'''

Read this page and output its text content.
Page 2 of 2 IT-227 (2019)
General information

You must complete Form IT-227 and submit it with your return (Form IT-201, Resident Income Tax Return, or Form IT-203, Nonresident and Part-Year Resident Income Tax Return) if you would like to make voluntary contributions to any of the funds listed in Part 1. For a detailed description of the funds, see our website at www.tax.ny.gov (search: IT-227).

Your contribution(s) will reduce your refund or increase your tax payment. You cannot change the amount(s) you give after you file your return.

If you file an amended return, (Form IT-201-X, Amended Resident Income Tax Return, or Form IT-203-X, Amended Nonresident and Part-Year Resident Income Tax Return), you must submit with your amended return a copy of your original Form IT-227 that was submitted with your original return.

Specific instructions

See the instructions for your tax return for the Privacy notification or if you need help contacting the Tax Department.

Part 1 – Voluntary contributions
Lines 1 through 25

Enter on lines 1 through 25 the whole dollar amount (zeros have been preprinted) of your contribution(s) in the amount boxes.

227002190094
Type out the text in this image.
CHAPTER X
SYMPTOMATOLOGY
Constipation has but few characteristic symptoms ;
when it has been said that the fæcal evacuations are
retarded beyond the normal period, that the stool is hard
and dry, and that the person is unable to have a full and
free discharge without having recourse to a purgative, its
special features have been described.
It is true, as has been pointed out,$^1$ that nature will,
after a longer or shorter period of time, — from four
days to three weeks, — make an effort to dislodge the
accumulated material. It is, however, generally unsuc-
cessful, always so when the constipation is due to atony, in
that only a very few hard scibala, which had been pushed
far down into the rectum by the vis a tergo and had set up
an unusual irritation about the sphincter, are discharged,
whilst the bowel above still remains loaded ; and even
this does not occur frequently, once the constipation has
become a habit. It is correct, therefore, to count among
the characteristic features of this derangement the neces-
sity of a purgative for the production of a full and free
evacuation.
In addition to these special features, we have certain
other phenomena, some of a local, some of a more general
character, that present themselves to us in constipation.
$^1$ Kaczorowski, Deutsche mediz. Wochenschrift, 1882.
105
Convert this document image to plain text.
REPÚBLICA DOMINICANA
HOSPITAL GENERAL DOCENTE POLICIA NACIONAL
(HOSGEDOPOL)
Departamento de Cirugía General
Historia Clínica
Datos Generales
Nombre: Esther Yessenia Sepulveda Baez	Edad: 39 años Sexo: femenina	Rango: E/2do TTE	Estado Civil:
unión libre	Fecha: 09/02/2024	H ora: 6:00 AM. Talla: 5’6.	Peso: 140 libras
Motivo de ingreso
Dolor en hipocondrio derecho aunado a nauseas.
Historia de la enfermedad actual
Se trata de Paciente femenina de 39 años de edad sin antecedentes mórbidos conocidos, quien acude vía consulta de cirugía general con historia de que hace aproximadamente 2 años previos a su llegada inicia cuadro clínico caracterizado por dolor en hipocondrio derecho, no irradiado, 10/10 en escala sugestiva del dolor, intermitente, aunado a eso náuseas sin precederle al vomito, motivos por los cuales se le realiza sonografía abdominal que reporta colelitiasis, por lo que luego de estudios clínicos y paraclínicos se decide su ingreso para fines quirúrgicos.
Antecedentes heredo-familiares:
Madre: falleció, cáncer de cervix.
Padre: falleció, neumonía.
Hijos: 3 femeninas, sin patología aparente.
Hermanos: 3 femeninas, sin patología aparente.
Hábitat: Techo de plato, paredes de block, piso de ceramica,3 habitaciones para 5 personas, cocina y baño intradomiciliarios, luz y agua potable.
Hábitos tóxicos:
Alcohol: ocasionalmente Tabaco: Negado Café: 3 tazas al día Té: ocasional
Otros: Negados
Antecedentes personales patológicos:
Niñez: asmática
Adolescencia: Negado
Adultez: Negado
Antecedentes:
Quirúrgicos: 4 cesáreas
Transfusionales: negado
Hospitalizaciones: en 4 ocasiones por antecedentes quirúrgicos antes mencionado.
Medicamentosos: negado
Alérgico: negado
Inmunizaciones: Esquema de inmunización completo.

'''

▶ [Instruction]
State the count of lines in the data holding the word "image", adding nothing to it.

▶ [Solution to this task]
2